> **What you need to do**:
Transcribe the material in full, exactly as written.

## begin Supplied data

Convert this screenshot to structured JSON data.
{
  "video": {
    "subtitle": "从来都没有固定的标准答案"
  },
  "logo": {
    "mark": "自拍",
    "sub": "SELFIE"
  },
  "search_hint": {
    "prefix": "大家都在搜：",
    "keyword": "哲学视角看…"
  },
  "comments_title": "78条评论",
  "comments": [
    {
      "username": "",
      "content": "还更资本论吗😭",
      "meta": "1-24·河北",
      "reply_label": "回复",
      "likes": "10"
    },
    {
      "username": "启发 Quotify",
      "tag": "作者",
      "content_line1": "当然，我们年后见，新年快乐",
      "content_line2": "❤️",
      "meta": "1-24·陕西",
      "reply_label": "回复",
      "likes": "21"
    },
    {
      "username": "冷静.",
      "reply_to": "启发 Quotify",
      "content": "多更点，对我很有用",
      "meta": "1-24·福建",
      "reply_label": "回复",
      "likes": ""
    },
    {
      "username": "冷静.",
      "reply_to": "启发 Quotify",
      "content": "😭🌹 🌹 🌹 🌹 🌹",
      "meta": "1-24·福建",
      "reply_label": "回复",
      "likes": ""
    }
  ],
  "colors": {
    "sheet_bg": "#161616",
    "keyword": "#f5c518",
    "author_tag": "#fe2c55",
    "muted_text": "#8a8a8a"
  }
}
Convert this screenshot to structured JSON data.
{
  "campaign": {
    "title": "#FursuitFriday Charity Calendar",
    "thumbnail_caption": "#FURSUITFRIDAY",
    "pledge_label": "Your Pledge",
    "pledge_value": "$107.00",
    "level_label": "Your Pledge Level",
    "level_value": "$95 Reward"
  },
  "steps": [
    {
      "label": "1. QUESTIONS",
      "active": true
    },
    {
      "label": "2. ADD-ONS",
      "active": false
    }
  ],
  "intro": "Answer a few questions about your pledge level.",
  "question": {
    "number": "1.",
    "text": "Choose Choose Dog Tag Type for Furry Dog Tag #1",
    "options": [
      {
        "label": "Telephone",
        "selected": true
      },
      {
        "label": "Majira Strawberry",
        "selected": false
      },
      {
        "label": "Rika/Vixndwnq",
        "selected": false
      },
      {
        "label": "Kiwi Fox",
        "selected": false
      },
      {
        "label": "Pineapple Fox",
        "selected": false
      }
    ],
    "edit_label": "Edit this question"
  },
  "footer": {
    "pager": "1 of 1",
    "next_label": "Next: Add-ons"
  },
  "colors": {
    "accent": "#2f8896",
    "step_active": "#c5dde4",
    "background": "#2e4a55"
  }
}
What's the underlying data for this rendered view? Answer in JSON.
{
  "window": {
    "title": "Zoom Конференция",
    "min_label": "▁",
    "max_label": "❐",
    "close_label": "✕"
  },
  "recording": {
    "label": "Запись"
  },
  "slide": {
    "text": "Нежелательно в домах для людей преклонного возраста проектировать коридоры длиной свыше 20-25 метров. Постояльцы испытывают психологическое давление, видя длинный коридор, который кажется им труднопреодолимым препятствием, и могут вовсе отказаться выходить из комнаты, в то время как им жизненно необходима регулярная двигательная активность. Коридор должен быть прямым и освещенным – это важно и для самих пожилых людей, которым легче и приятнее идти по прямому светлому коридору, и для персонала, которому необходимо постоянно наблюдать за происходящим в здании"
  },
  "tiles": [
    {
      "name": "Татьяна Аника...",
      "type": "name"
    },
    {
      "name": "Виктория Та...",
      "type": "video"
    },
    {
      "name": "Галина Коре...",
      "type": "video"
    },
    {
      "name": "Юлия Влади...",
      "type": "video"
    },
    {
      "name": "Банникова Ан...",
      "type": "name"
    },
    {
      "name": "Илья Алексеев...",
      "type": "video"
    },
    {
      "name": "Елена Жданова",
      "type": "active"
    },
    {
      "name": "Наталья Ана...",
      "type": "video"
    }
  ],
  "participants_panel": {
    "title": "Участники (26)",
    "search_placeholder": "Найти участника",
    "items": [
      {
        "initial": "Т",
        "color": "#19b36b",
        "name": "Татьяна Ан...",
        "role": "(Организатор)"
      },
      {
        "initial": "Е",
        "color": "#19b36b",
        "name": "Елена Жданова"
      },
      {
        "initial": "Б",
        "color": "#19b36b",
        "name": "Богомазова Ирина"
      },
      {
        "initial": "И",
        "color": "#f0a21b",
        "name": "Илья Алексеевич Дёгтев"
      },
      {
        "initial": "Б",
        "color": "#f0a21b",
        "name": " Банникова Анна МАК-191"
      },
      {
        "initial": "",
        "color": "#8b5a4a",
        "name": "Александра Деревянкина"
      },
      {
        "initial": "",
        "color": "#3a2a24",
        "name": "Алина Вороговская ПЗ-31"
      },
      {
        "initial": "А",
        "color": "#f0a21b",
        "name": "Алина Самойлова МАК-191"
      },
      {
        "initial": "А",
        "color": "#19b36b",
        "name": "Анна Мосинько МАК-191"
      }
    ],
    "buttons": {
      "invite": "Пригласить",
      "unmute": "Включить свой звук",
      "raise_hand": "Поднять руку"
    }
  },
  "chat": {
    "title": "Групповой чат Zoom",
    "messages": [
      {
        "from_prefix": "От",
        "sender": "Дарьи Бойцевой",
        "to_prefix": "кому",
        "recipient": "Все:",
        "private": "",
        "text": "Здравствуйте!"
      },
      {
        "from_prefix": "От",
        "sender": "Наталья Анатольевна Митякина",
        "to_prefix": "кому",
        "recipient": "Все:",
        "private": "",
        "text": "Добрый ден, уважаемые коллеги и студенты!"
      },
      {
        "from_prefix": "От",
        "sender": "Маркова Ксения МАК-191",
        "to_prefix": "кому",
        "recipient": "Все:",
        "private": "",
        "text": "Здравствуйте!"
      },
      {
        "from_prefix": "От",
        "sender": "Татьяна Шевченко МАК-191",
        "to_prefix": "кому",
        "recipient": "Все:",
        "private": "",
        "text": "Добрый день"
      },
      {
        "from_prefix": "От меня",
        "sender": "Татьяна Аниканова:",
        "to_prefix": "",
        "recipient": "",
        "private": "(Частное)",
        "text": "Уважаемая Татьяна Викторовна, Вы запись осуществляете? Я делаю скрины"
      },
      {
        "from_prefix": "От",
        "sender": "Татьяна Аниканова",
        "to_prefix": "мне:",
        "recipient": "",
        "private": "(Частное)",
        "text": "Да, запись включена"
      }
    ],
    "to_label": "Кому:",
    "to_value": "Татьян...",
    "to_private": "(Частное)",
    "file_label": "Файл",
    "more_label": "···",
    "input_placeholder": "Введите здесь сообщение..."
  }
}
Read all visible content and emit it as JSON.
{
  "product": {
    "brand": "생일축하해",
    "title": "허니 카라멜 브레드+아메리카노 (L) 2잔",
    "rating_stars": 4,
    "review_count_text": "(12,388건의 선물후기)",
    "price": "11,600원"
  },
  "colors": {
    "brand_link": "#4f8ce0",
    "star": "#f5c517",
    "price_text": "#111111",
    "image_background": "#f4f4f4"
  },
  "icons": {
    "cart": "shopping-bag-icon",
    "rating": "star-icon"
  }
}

## end Supplied data

> **Answer in full**:
Convert this screenshot to structured JSON data.
{
  "video": {
    "subtitle": "从来都没有固定的标准答案"
  },
  "logo": {
    "mark": "自拍",
    "sub": "SELFIE"
  },
  "search_hint": {
    "prefix": "大家都在搜：",
    "keyword": "哲学视角看…"
  },
  "comments_title": "78条评论",
  "comments": [
    {
      "username": "",
      "content": "还更资本论吗😭",
      "meta": "1-24·河北",
      "reply_label": "回复",
      "likes": "10"
    },
    {
      "username": "启发 Quotify",
      "tag": "作者",
      "content_line1": "当然，我们年后见，新年快乐",
      "content_line2": "❤️",
      "meta": "1-24·陕西",
      "reply_label": "回复",
      "likes": "21"
    },
    {
      "username": "冷静.",
      "reply_to": "启发 Quotify",
      "content": "多更点，对我很有用",
      "meta": "1-24·福建",
      "reply_label": "回复",
      "likes": ""
    },
    {
      "username": "冷静.",
      "reply_to": "启发 Quotify",
      "content": "😭🌹 🌹 🌹 🌹 🌹",
      "meta": "1-24·福建",
      "reply_label": "回复",
      "likes": ""
    }
  ],
  "colors": {
    "sheet_bg": "#161616",
    "keyword": "#f5c518",
    "author_tag": "#fe2c55",
    "muted_text": "#8a8a8a"
  }
}
Convert this screenshot to structured JSON data.
{
  "campaign": {
    "title": "#FursuitFriday Charity Calendar",
    "thumbnail_caption": "#FURSUITFRIDAY",
    "pledge_label": "Your Pledge",
    "pledge_value": "$107.00",
    "level_label": "Your Pledge Level",
    "level_value": "$95 Reward"
  },
  "steps": [
    {
      "label": "1. QUESTIONS",
      "active": true
    },
    {
      "label": "2. ADD-ONS",
      "active": false
    }
  ],
  "intro": "Answer a few questions about your pledge level.",
  "question": {
    "number": "1.",
    "text": "Choose Choose Dog Tag Type for Furry Dog Tag #1",
    "options": [
      {
        "label": "Telephone",
        "selected": true
      },
      {
        "label": "Majira Strawberry",
        "selected": false
      },
      {
        "label": "Rika/Vixndwnq",
        "selected": false
      },
      {
        "label": "Kiwi Fox",
        "selected": false
      },
      {
        "label": "Pineapple Fox",
        "selected": false
      }
    ],
    "edit_label": "Edit this question"
  },
  "footer": {
    "pager": "1 of 1",
    "next_label": "Next: Add-ons"
  },
  "colors": {
    "accent": "#2f8896",
    "step_active": "#c5dde4",
    "background": "#2e4a55"
  }
}
What's the underlying data for this rendered view? Answer in JSON.
{
  "window": {
    "title": "Zoom Конференция",
    "min_label": "▁",
    "max_label": "❐",
    "close_label": "✕"
  },
  "recording": {
    "label": "Запись"
  },
  "slide": {
    "text": "Нежелательно в домах для людей преклонного возраста проектировать коридоры длиной свыше 20-25 метров. Постояльцы испытывают психологическое давление, видя длинный коридор, который кажется им труднопреодолимым препятствием, и могут вовсе отказаться выходить из комнаты, в то время как им жизненно необходима регулярная двигательная активность. Коридор должен быть прямым и освещенным – это важно и для самих пожилых людей, которым легче и приятнее идти по прямому светлому коридору, и для персонала, которому необходимо постоянно наблюдать за происходящим в здании"
  },
  "tiles": [
    {
      "name": "Татьяна Аника...",
      "type": "name"
    },
    {
      "name": "Виктория Та...",
      "type": "video"
    },
    {
      "name": "Галина Коре...",
      "type": "video"
    },
    {
      "name": "Юлия Влади...",
      "type": "video"
    },
    {
      "name": "Банникова Ан...",
      "type": "name"
    },
    {
      "name": "Илья Алексеев...",
      "type": "video"
    },
    {
      "name": "Елена Жданова",
      "type": "active"
    },
    {
      "name": "Наталья Ана...",
      "type": "video"
    }
  ],
  "participants_panel": {
    "title": "Участники (26)",
    "search_placeholder": "Найти участника",
    "items": [
      {
        "initial": "Т",
        "color": "#19b36b",
        "name": "Татьяна Ан...",
        "role": "(Организатор)"
      },
      {
        "initial": "Е",
        "color": "#19b36b",
        "name": "Елена Жданова"
      },
      {
        "initial": "Б",
        "color": "#19b36b",
        "name": "Богомазова Ирина"
      },
      {
        "initial": "И",
        "color": "#f0a21b",
        "name": "Илья Алексеевич Дёгтев"
      },
      {
        "initial": "Б",
        "color": "#f0a21b",
        "name": " Банникова Анна МАК-191"
      },
      {
        "initial": "",
        "color": "#8b5a4a",
        "name": "Александра Деревянкина"
      },
      {
        "initial": "",
        "color": "#3a2a24",
        "name": "Алина Вороговская ПЗ-31"
      },
      {
        "initial": "А",
        "color": "#f0a21b",
        "name": "Алина Самойлова МАК-191"
      },
      {
        "initial": "А",
        "color": "#19b36b",
        "name": "Анна Мосинько МАК-191"
      }
    ],
    "buttons": {
      "invite": "Пригласить",
      "unmute": "Включить свой звук",
      "raise_hand": "Поднять руку"
    }
  },
  "chat": {
    "title": "Групповой чат Zoom",
    "messages": [
      {
        "from_prefix": "От",
        "sender": "Дарьи Бойцевой",
        "to_prefix": "кому",
        "recipient": "Все:",
        "private": "",
        "text": "Здравствуйте!"
      },
      {
        "from_prefix": "От",
        "sender": "Наталья Анатольевна Митякина",
        "to_prefix": "кому",
        "recipient": "Все:",
        "private": "",
        "text": "Добрый ден, уважаемые коллеги и студенты!"
      },
      {
        "from_prefix": "От",
        "sender": "Маркова Ксения МАК-191",
        "to_prefix": "кому",
        "recipient": "Все:",
        "private": "",
        "text": "Здравствуйте!"
      },
      {
        "from_prefix": "От",
        "sender": "Татьяна Шевченко МАК-191",
        "to_prefix": "кому",
        "recipient": "Все:",
        "private": "",
        "text": "Добрый день"
      },
      {
        "from_prefix": "От меня",
        "sender": "Татьяна Аниканова:",
        "to_prefix": "",
        "recipient": "",
        "private": "(Частное)",
        "text": "Уважаемая Татьяна Викторовна, Вы запись осуществляете? Я делаю скрины"
      },
      {
        "from_prefix": "От",
        "sender": "Татьяна Аниканова",
        "to_prefix": "мне:",
        "recipient": "",
        "private": "(Частное)",
        "text": "Да, запись включена"
      }
    ],
    "to_label": "Кому:",
    "to_value": "Татьян...",
    "to_private": "(Частное)",
    "file_label": "Файл",
    "more_label": "···",
    "input_placeholder": "Введите здесь сообщение..."
  }
}
Read all visible content and emit it as JSON.
{
  "product": {
    "brand": "생일축하해",
    "title": "허니 카라멜 브레드+아메리카노 (L) 2잔",
    "rating_stars": 4,
    "review_count_text": "(12,388건의 선물후기)",
    "price": "11,600원"
  },
  "colors": {
    "brand_link": "#4f8ce0",
    "star": "#f5c517",
    "price_text": "#111111",
    "image_background": "#f4f4f4"
  },
  "icons": {
    "cart": "shopping-bag-icon",
    "rating": "star-icon"
  }
}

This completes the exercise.